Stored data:
####################
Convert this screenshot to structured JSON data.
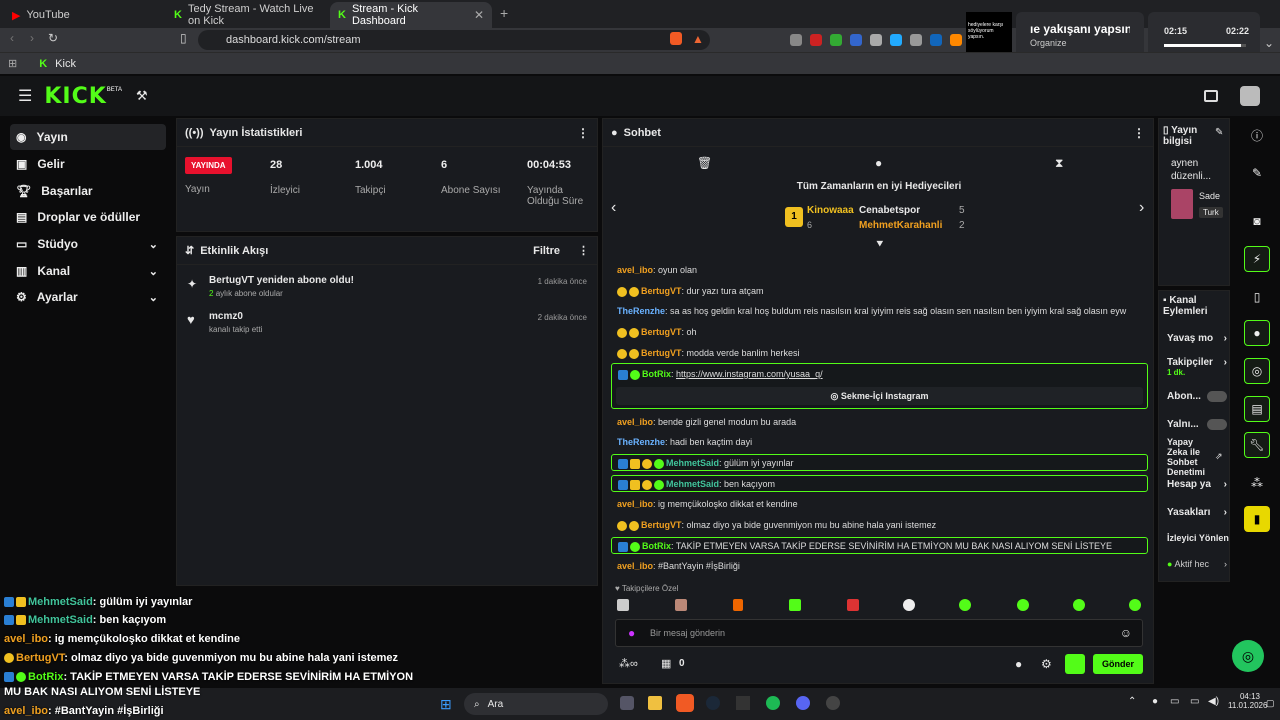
{
  "browser": {
    "tabs": [
      {
        "label": "YouTube"
      },
      {
        "label": "Tedy Stream - Watch Live on Kick"
      },
      {
        "label": "Stream - Kick Dashboard"
      }
    ],
    "url": "dashboard.kick.com/stream",
    "bookmark": "Kick"
  },
  "media": {
    "title": "ıe yakışanı yapsın",
    "subtitle": "Organize",
    "time_start": "02:15",
    "time_end": "02:22",
    "thumb_text": "hediyelere karşı söylüyorum yapsın."
  },
  "header": {
    "logo": "KICK",
    "beta": "BETA"
  },
  "sidebar": {
    "items": [
      {
        "label": "Yayın"
      },
      {
        "label": "Gelir"
      },
      {
        "label": "Başarılar"
      },
      {
        "label": "Droplar ve ödüller"
      },
      {
        "label": "Stüdyo"
      },
      {
        "label": "Kanal"
      },
      {
        "label": "Ayarlar"
      }
    ]
  },
  "stats": {
    "title": "Yayın İstatistikleri",
    "live": "YAYINDA",
    "live_sub": "Yayın",
    "items": [
      {
        "value": "28",
        "label": "İzleyici"
      },
      {
        "value": "1.004",
        "label": "Takipçi"
      },
      {
        "value": "6",
        "label": "Abone Sayısı"
      },
      {
        "value": "00:04:53",
        "label": "Yayında Olduğu Süre"
      }
    ]
  },
  "activity": {
    "title": "Etkinlik Akışı",
    "filter": "Filtre",
    "events": [
      {
        "title": "BertugVT yeniden abone oldu!",
        "sub_a": "2",
        "sub_b": "aylık abone oldular",
        "time": "1 dakika önce"
      },
      {
        "title": "mcmz0",
        "sub": "kanalı takip etti",
        "time": "2 dakika önce"
      }
    ]
  },
  "chat": {
    "title": "Sohbet",
    "gifters_title": "Tüm Zamanların en iyi Hediyecileri",
    "gifters": [
      {
        "name": "Kinowaaa",
        "count": "6"
      },
      {
        "name": "Cenabetspor",
        "count": "5"
      },
      {
        "name": "MehmetKarahanli",
        "count": "2"
      }
    ],
    "lines": [
      {
        "user": "avel_ibo",
        "text": ": oyun olan"
      },
      {
        "user": "BertugVT",
        "text": ": dur yazı tura atçam"
      },
      {
        "user": "TheRenzhe",
        "text": ": sa as hoş geldin kral hoş buldum reis nasılsın kral iyiyim reis sağ olasın sen nasılsın ben iyiyim kral sağ olasın eyw"
      },
      {
        "user": "BertugVT",
        "text": ": oh"
      },
      {
        "user": "BertugVT",
        "text": ": modda verde banlim herkesi"
      },
      {
        "user": "BotRix",
        "text": ": ",
        "link": "https://www.instagram.com/yusaa_q/",
        "button": "Sekme-İçi Instagram"
      },
      {
        "user": "avel_ibo",
        "text": ": bende gizli genel modum bu arada"
      },
      {
        "user": "TheRenzhe",
        "text": ": hadi ben kaçtim dayi"
      },
      {
        "user": "MehmetSaid",
        "text": ": gülüm iyi yayınlar"
      },
      {
        "user": "MehmetSaid",
        "text": ": ben kaçıyom"
      },
      {
        "user": "avel_ibo",
        "text": ": ig memçükoloşko dikkat et kendine"
      },
      {
        "user": "BertugVT",
        "text": ": olmaz diyo ya bide guvenmiyon mu bu abine hala yani istemez"
      },
      {
        "user": "BotRix",
        "text": ": TAKİP ETMEYEN VARSA TAKİP EDERSE SEVİNİRİM HA ETMİYON MU BAK NASI ALIYOM SENİ LİSTEYE"
      },
      {
        "user": "avel_ibo",
        "text": ": #BantYayin #İşBirliği"
      }
    ],
    "followers_only": "Takipçilere Özel",
    "placeholder": "Bir mesaj gönderin",
    "count": "0",
    "send": "Gönder"
  },
  "right": {
    "info_title": "Yayın bilgisi",
    "info_text": "aynen düzenli...",
    "card_name": "Sade",
    "card_tag": "Turk",
    "actions_title": "Kanal Eylemleri",
    "actions": [
      {
        "label": "Yavaş mo"
      },
      {
        "label": "Takipçiler",
        "sub": "1 dk."
      },
      {
        "label": "Abon..."
      },
      {
        "label": "Yalnı..."
      },
      {
        "label": "Yapay Zeka ile Sohbet Denetimi"
      },
      {
        "label": "Hesap ya"
      },
      {
        "label": "Yasakları"
      },
      {
        "label": "İzleyici Yönlen"
      },
      {
        "label": "Aktif hec"
      }
    ]
  },
  "overlay": [
    {
      "user": "MehmetSaid",
      "text": ": gülüm iyi yayınlar"
    },
    {
      "user": "MehmetSaid",
      "text": ": ben kaçıyom"
    },
    {
      "user": "avel_ibo",
      "text": ": ig memçükoloşko dikkat et kendine"
    },
    {
      "user": "BertugVT",
      "text": ": olmaz diyo ya bide guvenmiyon mu bu abine hala yani istemez"
    },
    {
      "user": "BotRix",
      "text": ": TAKİP ETMEYEN VARSA TAKİP EDERSE SEVİNİRİM HA ETMİYON"
    },
    {
      "user": "",
      "text": "MU BAK NASI ALIYOM SENİ LİSTEYE"
    },
    {
      "user": "avel_ibo",
      "text": ": #BantYayin #İşBirliği"
    }
  ],
  "taskbar": {
    "search": "Ara",
    "time": "04:13",
    "date": "11.01.2026"
  },
  "colors": {
    "accent": "#53fc18",
    "live": "#e8112d"
  }
}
####################
### TASK OBJECTIVE
Transcribe each line above verbatim, with the pictures left out.

### EXERCISE SOLUTION
Convert this screenshot to structured JSON data.
{
  "browser": {
    "tabs": [
      {
        "label": "YouTube"
      },
      {
        "label": "Tedy Stream - Watch Live on Kick"
      },
      {
        "label": "Stream - Kick Dashboard"
      }
    ],
    "url": "dashboard.kick.com/stream",
    "bookmark": "Kick"
  },
  "media": {
    "title": "ıe yakışanı yapsın",
    "subtitle": "Organize",
    "time_start": "02:15",
    "time_end": "02:22",
    "thumb_text": "hediyelere karşı söylüyorum yapsın."
  },
  "header": {
    "logo": "KICK",
    "beta": "BETA"
  },
  "sidebar": {
    "items": [
      {
        "label": "Yayın"
      },
      {
        "label": "Gelir"
      },
      {
        "label": "Başarılar"
      },
      {
        "label": "Droplar ve ödüller"
      },
      {
        "label": "Stüdyo"
      },
      {
        "label": "Kanal"
      },
      {
        "label": "Ayarlar"
      }
    ]
  },
  "stats": {
    "title": "Yayın İstatistikleri",
    "live": "YAYINDA",
    "live_sub": "Yayın",
    "items": [
      {
        "value": "28",
        "label": "İzleyici"
      },
      {
        "value": "1.004",
        "label": "Takipçi"
      },
      {
        "value": "6",
        "label": "Abone Sayısı"
      },
      {
        "value": "00:04:53",
        "label": "Yayında Olduğu Süre"
      }
    ]
  },
  "activity": {
    "title": "Etkinlik Akışı",
    "filter": "Filtre",
    "events": [
      {
        "title": "BertugVT yeniden abone oldu!",
        "sub_a": "2",
        "sub_b": "aylık abone oldular",
        "time": "1 dakika önce"
      },
      {
        "title": "mcmz0",
        "sub": "kanalı takip etti",
        "time": "2 dakika önce"
      }
    ]
  },
  "chat": {
    "title": "Sohbet",
    "gifters_title": "Tüm Zamanların en iyi Hediyecileri",
    "gifters": [
      {
        "name": "Kinowaaa",
        "count": "6"
      },
      {
        "name": "Cenabetspor",
        "count": "5"
      },
      {
        "name": "MehmetKarahanli",
        "count": "2"
      }
    ],
    "lines": [
      {
        "user": "avel_ibo",
        "text": ": oyun olan"
      },
      {
        "user": "BertugVT",
        "text": ": dur yazı tura atçam"
      },
      {
        "user": "TheRenzhe",
        "text": ": sa as hoş geldin kral hoş buldum reis nasılsın kral iyiyim reis sağ olasın sen nasılsın ben iyiyim kral sağ olasın eyw"
      },
      {
        "user": "BertugVT",
        "text": ": oh"
      },
      {
        "user": "BertugVT",
        "text": ": modda verde banlim herkesi"
      },
      {
        "user": "BotRix",
        "text": ": ",
        "link": "https://www.instagram.com/yusaa_q/",
        "button": "Sekme-İçi Instagram"
      },
      {
        "user": "avel_ibo",
        "text": ": bende gizli genel modum bu arada"
      },
      {
        "user": "TheRenzhe",
        "text": ": hadi ben kaçtim dayi"
      },
      {
        "user": "MehmetSaid",
        "text": ": gülüm iyi yayınlar"
      },
      {
        "user": "MehmetSaid",
        "text": ": ben kaçıyom"
      },
      {
        "user": "avel_ibo",
        "text": ": ig memçükoloşko dikkat et kendine"
      },
      {
        "user": "BertugVT",
        "text": ": olmaz diyo ya bide guvenmiyon mu bu abine hala yani istemez"
      },
      {
        "user": "BotRix",
        "text": ": TAKİP ETMEYEN VARSA TAKİP EDERSE SEVİNİRİM HA ETMİYON MU BAK NASI ALIYOM SENİ LİSTEYE"
      },
      {
        "user": "avel_ibo",
        "text": ": #BantYayin #İşBirliği"
      }
    ],
    "followers_only": "Takipçilere Özel",
    "placeholder": "Bir mesaj gönderin",
    "count": "0",
    "send": "Gönder"
  },
  "right": {
    "info_title": "Yayın bilgisi",
    "info_text": "aynen düzenli...",
    "card_name": "Sade",
    "card_tag": "Turk",
    "actions_title": "Kanal Eylemleri",
    "actions": [
      {
        "label": "Yavaş mo"
      },
      {
        "label": "Takipçiler",
        "sub": "1 dk."
      },
      {
        "label": "Abon..."
      },
      {
        "label": "Yalnı..."
      },
      {
        "label": "Yapay Zeka ile Sohbet Denetimi"
      },
      {
        "label": "Hesap ya"
      },
      {
        "label": "Yasakları"
      },
      {
        "label": "İzleyici Yönlen"
      },
      {
        "label": "Aktif hec"
      }
    ]
  },
  "overlay": [
    {
      "user": "MehmetSaid",
      "text": ": gülüm iyi yayınlar"
    },
    {
      "user": "MehmetSaid",
      "text": ": ben kaçıyom"
    },
    {
      "user": "avel_ibo",
      "text": ": ig memçükoloşko dikkat et kendine"
    },
    {
      "user": "BertugVT",
      "text": ": olmaz diyo ya bide guvenmiyon mu bu abine hala yani istemez"
    },
    {
      "user": "BotRix",
      "text": ": TAKİP ETMEYEN VARSA TAKİP EDERSE SEVİNİRİM HA ETMİYON"
    },
    {
      "user": "",
      "text": "MU BAK NASI ALIYOM SENİ LİSTEYE"
    },
    {
      "user": "avel_ibo",
      "text": ": #BantYayin #İşBirliği"
    }
  ],
  "taskbar": {
    "search": "Ara",
    "time": "04:13",
    "date": "11.01.2026"
  },
  "colors": {
    "accent": "#53fc18",
    "live": "#e8112d"
  }
}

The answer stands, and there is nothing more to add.